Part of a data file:
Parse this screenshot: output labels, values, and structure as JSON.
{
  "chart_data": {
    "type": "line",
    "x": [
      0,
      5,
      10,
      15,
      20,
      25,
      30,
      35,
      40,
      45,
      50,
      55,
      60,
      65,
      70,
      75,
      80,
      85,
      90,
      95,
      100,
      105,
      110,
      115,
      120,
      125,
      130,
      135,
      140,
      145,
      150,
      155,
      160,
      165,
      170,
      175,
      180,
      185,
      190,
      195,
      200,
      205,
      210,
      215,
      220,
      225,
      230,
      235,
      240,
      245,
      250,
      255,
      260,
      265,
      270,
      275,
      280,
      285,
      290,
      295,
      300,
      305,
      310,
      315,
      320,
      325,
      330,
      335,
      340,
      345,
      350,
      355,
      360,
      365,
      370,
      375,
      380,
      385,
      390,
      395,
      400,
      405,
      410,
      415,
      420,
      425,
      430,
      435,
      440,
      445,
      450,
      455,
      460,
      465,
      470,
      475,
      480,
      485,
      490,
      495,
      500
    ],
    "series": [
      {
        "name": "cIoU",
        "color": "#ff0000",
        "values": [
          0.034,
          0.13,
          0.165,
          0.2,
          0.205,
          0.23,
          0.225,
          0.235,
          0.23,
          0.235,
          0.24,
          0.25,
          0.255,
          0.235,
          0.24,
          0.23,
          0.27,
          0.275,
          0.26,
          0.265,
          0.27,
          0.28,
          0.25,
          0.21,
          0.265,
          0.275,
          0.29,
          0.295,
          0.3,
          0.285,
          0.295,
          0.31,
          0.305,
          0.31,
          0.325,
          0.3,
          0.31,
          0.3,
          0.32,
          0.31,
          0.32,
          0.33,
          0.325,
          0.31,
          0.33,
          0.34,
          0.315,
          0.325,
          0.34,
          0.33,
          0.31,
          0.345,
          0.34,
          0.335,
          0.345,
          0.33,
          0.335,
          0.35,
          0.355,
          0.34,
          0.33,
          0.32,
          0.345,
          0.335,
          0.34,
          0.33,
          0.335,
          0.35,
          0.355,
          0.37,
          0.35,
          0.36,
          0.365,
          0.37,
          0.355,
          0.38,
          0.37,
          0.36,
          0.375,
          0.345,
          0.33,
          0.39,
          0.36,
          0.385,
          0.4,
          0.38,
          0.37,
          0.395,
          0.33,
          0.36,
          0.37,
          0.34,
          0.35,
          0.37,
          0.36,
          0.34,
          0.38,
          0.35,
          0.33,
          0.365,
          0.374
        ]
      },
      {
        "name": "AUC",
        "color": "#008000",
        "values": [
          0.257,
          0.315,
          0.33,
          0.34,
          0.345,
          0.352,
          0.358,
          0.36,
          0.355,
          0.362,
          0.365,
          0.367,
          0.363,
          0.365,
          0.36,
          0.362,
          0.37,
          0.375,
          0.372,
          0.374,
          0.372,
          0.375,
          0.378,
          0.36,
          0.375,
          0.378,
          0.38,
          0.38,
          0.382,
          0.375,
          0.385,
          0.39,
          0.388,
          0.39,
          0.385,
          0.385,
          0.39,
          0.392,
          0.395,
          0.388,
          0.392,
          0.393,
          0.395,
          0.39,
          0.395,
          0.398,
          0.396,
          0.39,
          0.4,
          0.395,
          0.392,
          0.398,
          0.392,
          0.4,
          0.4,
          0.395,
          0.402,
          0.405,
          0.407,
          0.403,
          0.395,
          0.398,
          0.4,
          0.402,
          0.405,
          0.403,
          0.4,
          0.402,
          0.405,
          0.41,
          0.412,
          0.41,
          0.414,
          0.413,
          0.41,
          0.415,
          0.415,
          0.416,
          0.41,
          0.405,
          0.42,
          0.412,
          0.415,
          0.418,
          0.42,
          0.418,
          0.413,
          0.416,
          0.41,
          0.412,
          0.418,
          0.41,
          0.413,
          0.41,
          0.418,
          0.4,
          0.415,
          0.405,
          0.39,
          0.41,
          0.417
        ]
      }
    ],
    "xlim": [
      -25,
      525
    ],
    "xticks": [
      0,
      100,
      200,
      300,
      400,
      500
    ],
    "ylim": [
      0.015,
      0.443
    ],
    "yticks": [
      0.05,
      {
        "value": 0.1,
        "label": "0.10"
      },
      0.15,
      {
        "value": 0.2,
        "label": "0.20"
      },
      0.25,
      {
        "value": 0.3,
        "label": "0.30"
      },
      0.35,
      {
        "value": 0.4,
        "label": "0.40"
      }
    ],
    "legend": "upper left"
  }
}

Task instructions: Transcribe all entries exactly as they are given.

Exercise output:
Parse this screenshot: output labels, values, and structure as JSON.
{
  "chart_data": {
    "type": "line",
    "x": [
      0,
      5,
      10,
      15,
      20,
      25,
      30,
      35,
      40,
      45,
      50,
      55,
      60,
      65,
      70,
      75,
      80,
      85,
      90,
      95,
      100,
      105,
      110,
      115,
      120,
      125,
      130,
      135,
      140,
      145,
      150,
      155,
      160,
      165,
      170,
      175,
      180,
      185,
      190,
      195,
      200,
      205,
      210,
      215,
      220,
      225,
      230,
      235,
      240,
      245,
      250,
      255,
      260,
      265,
      270,
      275,
      280,
      285,
      290,
      295,
      300,
      305,
      310,
      315,
      320,
      325,
      330,
      335,
      340,
      345,
      350,
      355,
      360,
      365,
      370,
      375,
      380,
      385,
      390,
      395,
      400,
      405,
      410,
      415,
      420,
      425,
      430,
      435,
      440,
      445,
      450,
      455,
      460,
      465,
      470,
      475,
      480,
      485,
      490,
      495,
      500
    ],
    "series": [
      {
        "name": "cIoU",
        "color": "#ff0000",
        "values": [
          0.034,
          0.13,
          0.165,
          0.2,
          0.205,
          0.23,
          0.225,
          0.235,
          0.23,
          0.235,
          0.24,
          0.25,
          0.255,
          0.235,
          0.24,
          0.23,
          0.27,
          0.275,
          0.26,
          0.265,
          0.27,
          0.28,
          0.25,
          0.21,
          0.265,
          0.275,
          0.29,
          0.295,
          0.3,
          0.285,
          0.295,
          0.31,
          0.305,
          0.31,
          0.325,
          0.3,
          0.31,
          0.3,
          0.32,
          0.31,
          0.32,
          0.33,
          0.325,
          0.31,
          0.33,
          0.34,
          0.315,
          0.325,
          0.34,
          0.33,
          0.31,
          0.345,
          0.34,
          0.335,
          0.345,
          0.33,
          0.335,
          0.35,
          0.355,
          0.34,
          0.33,
          0.32,
          0.345,
          0.335,
          0.34,
          0.33,
          0.335,
          0.35,
          0.355,
          0.37,
          0.35,
          0.36,
          0.365,
          0.37,
          0.355,
          0.38,
          0.37,
          0.36,
          0.375,
          0.345,
          0.33,
          0.39,
          0.36,
          0.385,
          0.4,
          0.38,
          0.37,
          0.395,
          0.33,
          0.36,
          0.37,
          0.34,
          0.35,
          0.37,
          0.36,
          0.34,
          0.38,
          0.35,
          0.33,
          0.365,
          0.374
        ]
      },
      {
        "name": "AUC",
        "color": "#008000",
        "values": [
          0.257,
          0.315,
          0.33,
          0.34,
          0.345,
          0.352,
          0.358,
          0.36,
          0.355,
          0.362,
          0.365,
          0.367,
          0.363,
          0.365,
          0.36,
          0.362,
          0.37,
          0.375,
          0.372,
          0.374,
          0.372,
          0.375,
          0.378,
          0.36,
          0.375,
          0.378,
          0.38,
          0.38,
          0.382,
          0.375,
          0.385,
          0.39,
          0.388,
          0.39,
          0.385,
          0.385,
          0.39,
          0.392,
          0.395,
          0.388,
          0.392,
          0.393,
          0.395,
          0.39,
          0.395,
          0.398,
          0.396,
          0.39,
          0.4,
          0.395,
          0.392,
          0.398,
          0.392,
          0.4,
          0.4,
          0.395,
          0.402,
          0.405,
          0.407,
          0.403,
          0.395,
          0.398,
          0.4,
          0.402,
          0.405,
          0.403,
          0.4,
          0.402,
          0.405,
          0.41,
          0.412,
          0.41,
          0.414,
          0.413,
          0.41,
          0.415,
          0.415,
          0.416,
          0.41,
          0.405,
          0.42,
          0.412,
          0.415,
          0.418,
          0.42,
          0.418,
          0.413,
          0.416,
          0.41,
          0.412,
          0.418,
          0.41,
          0.413,
          0.41,
          0.418,
          0.4,
          0.415,
          0.405,
          0.39,
          0.41,
          0.417
        ]
      }
    ],
    "xlim": [
      -25,
      525
    ],
    "xticks": [
      0,
      100,
      200,
      300,
      400,
      500
    ],
    "ylim": [
      0.015,
      0.443
    ],
    "yticks": [
      0.05,
      {
        "value": 0.1,
        "label": "0.10"
      },
      0.15,
      {
        "value": 0.2,
        "label": "0.20"
      },
      0.25,
      {
        "value": 0.3,
        "label": "0.30"
      },
      0.35,
      {
        "value": 0.4,
        "label": "0.40"
      }
    ],
    "legend": "upper left"
  }
}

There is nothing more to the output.